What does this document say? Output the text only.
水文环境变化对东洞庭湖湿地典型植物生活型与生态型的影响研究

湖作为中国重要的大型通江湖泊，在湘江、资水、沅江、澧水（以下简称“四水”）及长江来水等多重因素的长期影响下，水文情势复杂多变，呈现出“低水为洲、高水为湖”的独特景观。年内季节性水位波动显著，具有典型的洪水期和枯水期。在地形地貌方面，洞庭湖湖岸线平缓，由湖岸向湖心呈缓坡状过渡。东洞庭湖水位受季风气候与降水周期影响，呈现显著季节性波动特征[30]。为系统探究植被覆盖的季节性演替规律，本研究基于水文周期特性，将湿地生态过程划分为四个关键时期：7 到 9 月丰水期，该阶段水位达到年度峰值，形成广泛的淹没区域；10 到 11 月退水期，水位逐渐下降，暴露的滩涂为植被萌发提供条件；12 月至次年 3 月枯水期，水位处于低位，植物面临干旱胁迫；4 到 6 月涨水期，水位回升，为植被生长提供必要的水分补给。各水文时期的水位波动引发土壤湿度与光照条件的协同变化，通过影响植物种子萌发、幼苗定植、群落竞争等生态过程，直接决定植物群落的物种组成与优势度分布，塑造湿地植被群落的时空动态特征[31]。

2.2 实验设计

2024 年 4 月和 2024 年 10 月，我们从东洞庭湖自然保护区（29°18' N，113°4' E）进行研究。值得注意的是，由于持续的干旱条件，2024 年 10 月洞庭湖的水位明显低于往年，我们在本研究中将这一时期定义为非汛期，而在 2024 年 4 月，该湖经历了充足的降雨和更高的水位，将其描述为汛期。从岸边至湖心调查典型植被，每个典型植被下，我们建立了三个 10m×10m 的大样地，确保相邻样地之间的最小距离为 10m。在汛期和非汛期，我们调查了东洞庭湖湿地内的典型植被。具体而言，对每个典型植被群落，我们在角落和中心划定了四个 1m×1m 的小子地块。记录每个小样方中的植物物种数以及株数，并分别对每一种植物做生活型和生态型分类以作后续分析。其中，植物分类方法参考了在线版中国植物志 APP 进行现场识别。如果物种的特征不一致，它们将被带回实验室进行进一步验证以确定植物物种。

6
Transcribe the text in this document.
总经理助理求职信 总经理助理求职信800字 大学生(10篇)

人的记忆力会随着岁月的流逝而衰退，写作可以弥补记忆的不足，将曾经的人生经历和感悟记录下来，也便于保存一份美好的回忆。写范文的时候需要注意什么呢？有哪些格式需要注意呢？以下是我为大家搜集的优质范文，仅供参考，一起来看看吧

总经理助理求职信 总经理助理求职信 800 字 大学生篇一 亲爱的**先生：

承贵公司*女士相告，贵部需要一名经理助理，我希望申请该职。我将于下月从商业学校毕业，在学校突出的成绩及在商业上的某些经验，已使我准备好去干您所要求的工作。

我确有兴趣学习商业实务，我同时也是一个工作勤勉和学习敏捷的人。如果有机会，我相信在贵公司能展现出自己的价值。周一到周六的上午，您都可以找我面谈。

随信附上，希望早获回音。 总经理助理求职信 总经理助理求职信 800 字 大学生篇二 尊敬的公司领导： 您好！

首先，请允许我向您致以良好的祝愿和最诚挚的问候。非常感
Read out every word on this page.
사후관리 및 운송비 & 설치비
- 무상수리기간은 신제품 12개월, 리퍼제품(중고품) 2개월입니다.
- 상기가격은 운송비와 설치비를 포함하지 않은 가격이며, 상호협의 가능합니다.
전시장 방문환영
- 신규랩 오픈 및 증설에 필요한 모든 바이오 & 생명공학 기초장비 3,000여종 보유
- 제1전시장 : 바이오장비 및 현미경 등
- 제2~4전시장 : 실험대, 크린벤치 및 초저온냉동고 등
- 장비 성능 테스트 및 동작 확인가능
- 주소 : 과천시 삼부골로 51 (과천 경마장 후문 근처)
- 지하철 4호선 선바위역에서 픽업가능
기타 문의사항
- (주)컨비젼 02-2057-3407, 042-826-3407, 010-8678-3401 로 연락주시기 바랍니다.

######

Reproduce the entire listing word for word.

What does this document say? Output the text only.
水文环境变化对东洞庭湖湿地典型植物生活型与生态型的影响研究

湖作为中国重要的大型通江湖泊，在湘江、资水、沅江、澧水（以下简称“四水”）及长江来水等多重因素的长期影响下，水文情势复杂多变，呈现出“低水为洲、高水为湖”的独特景观。年内季节性水位波动显著，具有典型的洪水期和枯水期。在地形地貌方面，洞庭湖湖岸线平缓，由湖岸向湖心呈缓坡状过渡。东洞庭湖水位受季风气候与降水周期影响，呈现显著季节性波动特征[30]。为系统探究植被覆盖的季节性演替规律，本研究基于水文周期特性，将湿地生态过程划分为四个关键时期：7 到 9 月丰水期，该阶段水位达到年度峰值，形成广泛的淹没区域；10 到 11 月退水期，水位逐渐下降，暴露的滩涂为植被萌发提供条件；12 月至次年 3 月枯水期，水位处于低位，植物面临干旱胁迫；4 到 6 月涨水期，水位回升，为植被生长提供必要的水分补给。各水文时期的水位波动引发土壤湿度与光照条件的协同变化，通过影响植物种子萌发、幼苗定植、群落竞争等生态过程，直接决定植物群落的物种组成与优势度分布，塑造湿地植被群落的时空动态特征[31]。

2.2 实验设计

2024 年 4 月和 2024 年 10 月，我们从东洞庭湖自然保护区（29°18' N，113°4' E）进行研究。值得注意的是，由于持续的干旱条件，2024 年 10 月洞庭湖的水位明显低于往年，我们在本研究中将这一时期定义为非汛期，而在 2024 年 4 月，该湖经历了充足的降雨和更高的水位，将其描述为汛期。从岸边至湖心调查典型植被，每个典型植被下，我们建立了三个 10m×10m 的大样地，确保相邻样地之间的最小距离为 10m。在汛期和非汛期，我们调查了东洞庭湖湿地内的典型植被。具体而言，对每个典型植被群落，我们在角落和中心划定了四个 1m×1m 的小子地块。记录每个小样方中的植物物种数以及株数，并分别对每一种植物做生活型和生态型分类以作后续分析。其中，植物分类方法参考了在线版中国植物志 APP 进行现场识别。如果物种的特征不一致，它们将被带回实验室进行进一步验证以确定植物物种。

6
Transcribe the text in this document.
总经理助理求职信 总经理助理求职信800字 大学生(10篇)

人的记忆力会随着岁月的流逝而衰退，写作可以弥补记忆的不足，将曾经的人生经历和感悟记录下来，也便于保存一份美好的回忆。写范文的时候需要注意什么呢？有哪些格式需要注意呢？以下是我为大家搜集的优质范文，仅供参考，一起来看看吧

总经理助理求职信 总经理助理求职信 800 字 大学生篇一 亲爱的**先生：

承贵公司*女士相告，贵部需要一名经理助理，我希望申请该职。我将于下月从商业学校毕业，在学校突出的成绩及在商业上的某些经验，已使我准备好去干您所要求的工作。

我确有兴趣学习商业实务，我同时也是一个工作勤勉和学习敏捷的人。如果有机会，我相信在贵公司能展现出自己的价值。周一到周六的上午，您都可以找我面谈。

随信附上，希望早获回音。 总经理助理求职信 总经理助理求职信 800 字 大学生篇二 尊敬的公司领导： 您好！

首先，请允许我向您致以良好的祝愿和最诚挚的问候。非常感
Read out every word on this page.
사후관리 및 운송비 & 설치비
- 무상수리기간은 신제품 12개월, 리퍼제품(중고품) 2개월입니다.
- 상기가격은 운송비와 설치비를 포함하지 않은 가격이며, 상호협의 가능합니다.
전시장 방문환영
- 신규랩 오픈 및 증설에 필요한 모든 바이오 & 생명공학 기초장비 3,000여종 보유
- 제1전시장 : 바이오장비 및 현미경 등
- 제2~4전시장 : 실험대, 크린벤치 및 초저온냉동고 등
- 장비 성능 테스트 및 동작 확인가능
- 주소 : 과천시 삼부골로 51 (과천 경마장 후문 근처)
- 지하철 4호선 선바위역에서 픽업가능
기타 문의사항
- (주)컨비젼 02-2057-3407, 042-826-3407, 010-8678-3401 로 연락주시기 바랍니다.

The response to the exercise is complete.